*Job:*
Select and reproduce each line of the listing below that bears the string "gestionarea".
>> BEGIN Data section
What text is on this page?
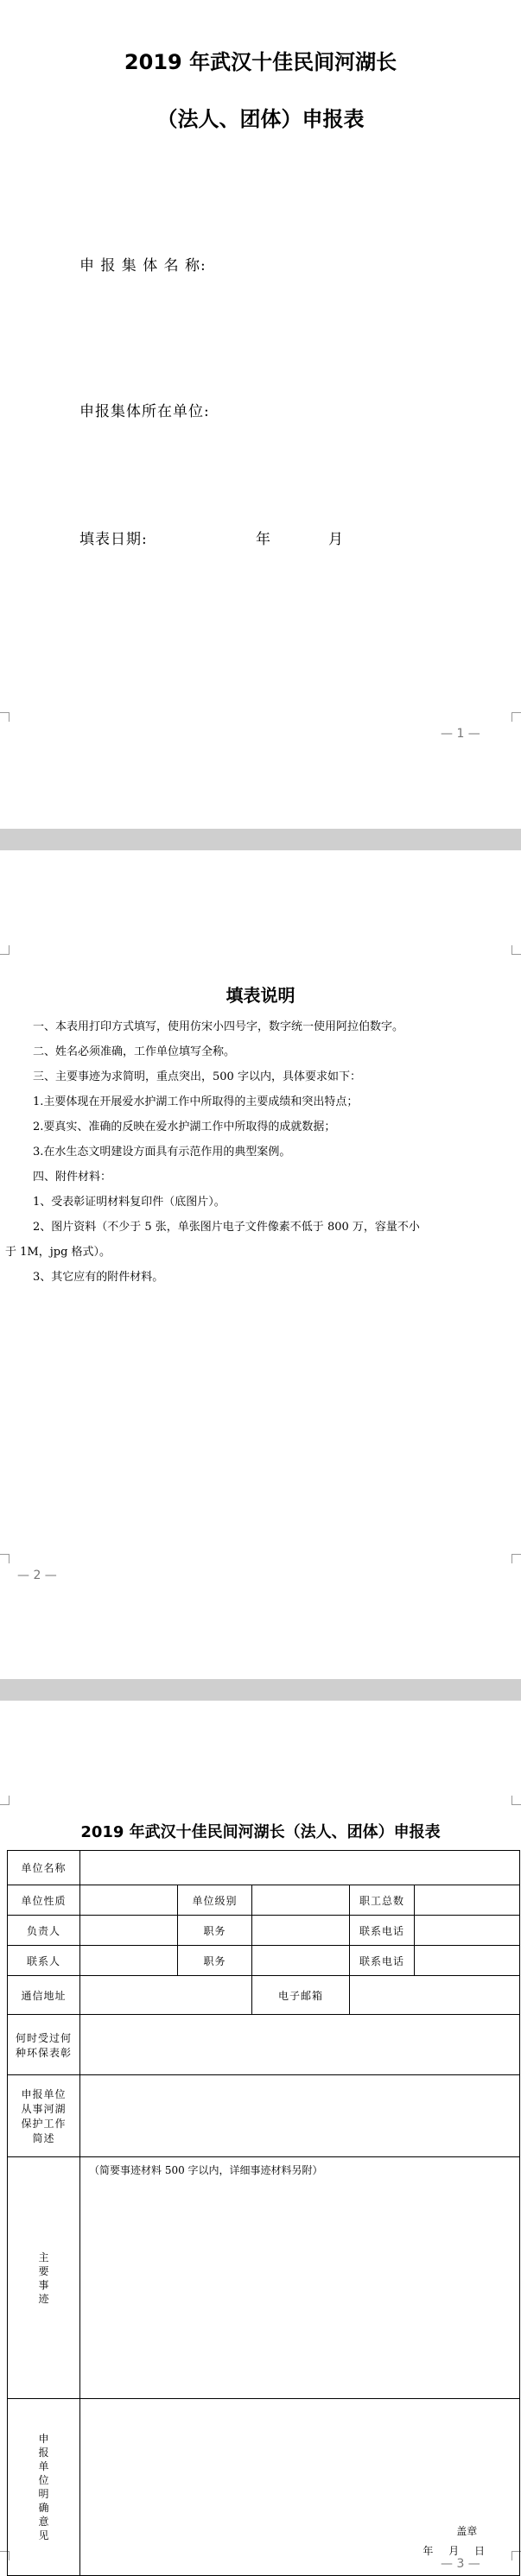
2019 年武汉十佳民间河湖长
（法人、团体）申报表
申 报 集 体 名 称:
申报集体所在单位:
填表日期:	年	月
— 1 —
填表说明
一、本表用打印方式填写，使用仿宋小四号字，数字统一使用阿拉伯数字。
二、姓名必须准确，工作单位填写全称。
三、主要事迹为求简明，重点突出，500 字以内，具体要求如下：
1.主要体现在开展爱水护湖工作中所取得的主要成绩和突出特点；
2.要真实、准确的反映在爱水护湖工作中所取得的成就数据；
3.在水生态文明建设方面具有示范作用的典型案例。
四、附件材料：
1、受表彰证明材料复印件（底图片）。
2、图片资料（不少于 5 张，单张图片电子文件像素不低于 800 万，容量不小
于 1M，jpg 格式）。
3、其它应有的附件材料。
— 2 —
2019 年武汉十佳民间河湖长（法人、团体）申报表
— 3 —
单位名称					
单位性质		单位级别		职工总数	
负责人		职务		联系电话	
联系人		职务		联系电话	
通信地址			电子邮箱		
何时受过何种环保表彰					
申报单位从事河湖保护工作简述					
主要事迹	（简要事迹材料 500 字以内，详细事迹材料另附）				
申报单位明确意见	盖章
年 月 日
>> END Data section
>> BEGIN Data section
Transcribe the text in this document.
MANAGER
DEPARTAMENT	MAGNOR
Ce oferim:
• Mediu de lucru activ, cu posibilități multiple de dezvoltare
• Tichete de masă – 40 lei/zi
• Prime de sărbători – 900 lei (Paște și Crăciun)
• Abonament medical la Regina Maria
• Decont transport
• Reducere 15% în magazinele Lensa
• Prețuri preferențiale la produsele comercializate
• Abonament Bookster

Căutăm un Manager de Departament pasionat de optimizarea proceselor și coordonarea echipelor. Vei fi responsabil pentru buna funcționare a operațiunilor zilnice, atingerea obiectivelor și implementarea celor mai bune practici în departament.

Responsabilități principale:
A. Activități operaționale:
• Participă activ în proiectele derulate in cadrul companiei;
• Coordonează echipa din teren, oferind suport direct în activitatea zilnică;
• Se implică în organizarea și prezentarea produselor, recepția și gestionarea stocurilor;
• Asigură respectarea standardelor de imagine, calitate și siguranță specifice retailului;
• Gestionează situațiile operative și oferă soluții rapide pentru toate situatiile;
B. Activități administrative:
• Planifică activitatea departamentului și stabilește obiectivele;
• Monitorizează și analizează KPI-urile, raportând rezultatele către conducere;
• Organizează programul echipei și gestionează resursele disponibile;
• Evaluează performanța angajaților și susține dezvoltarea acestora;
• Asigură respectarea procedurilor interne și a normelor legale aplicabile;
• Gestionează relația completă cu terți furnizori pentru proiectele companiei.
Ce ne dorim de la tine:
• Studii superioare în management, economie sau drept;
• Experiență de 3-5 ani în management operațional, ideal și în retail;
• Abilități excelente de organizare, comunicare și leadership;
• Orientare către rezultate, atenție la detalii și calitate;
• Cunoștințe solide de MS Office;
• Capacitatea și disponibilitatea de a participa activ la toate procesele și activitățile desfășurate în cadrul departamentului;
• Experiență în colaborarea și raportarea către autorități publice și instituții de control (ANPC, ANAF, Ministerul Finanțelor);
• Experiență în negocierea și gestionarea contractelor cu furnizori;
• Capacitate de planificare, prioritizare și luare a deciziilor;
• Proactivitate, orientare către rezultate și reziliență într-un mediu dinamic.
>> END Data section
>> BEGIN Data section
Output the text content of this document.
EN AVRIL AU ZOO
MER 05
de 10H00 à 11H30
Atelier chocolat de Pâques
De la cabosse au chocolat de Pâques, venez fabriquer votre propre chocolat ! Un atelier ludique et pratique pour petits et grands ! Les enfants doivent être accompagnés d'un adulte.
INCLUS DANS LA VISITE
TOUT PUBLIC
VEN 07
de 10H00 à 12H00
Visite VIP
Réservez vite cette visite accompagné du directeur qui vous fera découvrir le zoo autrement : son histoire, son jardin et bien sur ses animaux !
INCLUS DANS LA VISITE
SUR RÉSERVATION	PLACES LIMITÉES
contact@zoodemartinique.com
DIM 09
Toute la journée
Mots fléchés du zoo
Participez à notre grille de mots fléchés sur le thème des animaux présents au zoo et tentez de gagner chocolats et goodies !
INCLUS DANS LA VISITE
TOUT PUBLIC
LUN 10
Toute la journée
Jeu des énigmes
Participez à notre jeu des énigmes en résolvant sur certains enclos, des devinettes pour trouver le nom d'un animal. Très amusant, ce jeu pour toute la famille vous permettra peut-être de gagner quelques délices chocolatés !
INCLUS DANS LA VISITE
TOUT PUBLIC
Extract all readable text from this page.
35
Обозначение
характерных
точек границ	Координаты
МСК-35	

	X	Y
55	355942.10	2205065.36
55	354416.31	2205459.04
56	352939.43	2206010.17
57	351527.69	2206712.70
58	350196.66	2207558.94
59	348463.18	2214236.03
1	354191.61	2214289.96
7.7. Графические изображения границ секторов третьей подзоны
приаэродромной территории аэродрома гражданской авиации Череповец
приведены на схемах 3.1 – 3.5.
>> END Data section
*Result for this exercise:*
• Se implică în organizarea și prezentarea produselor, recepția și gestionarea stocurilor;
• Experiență în negocierea și gestionarea contractelor cu furnizori;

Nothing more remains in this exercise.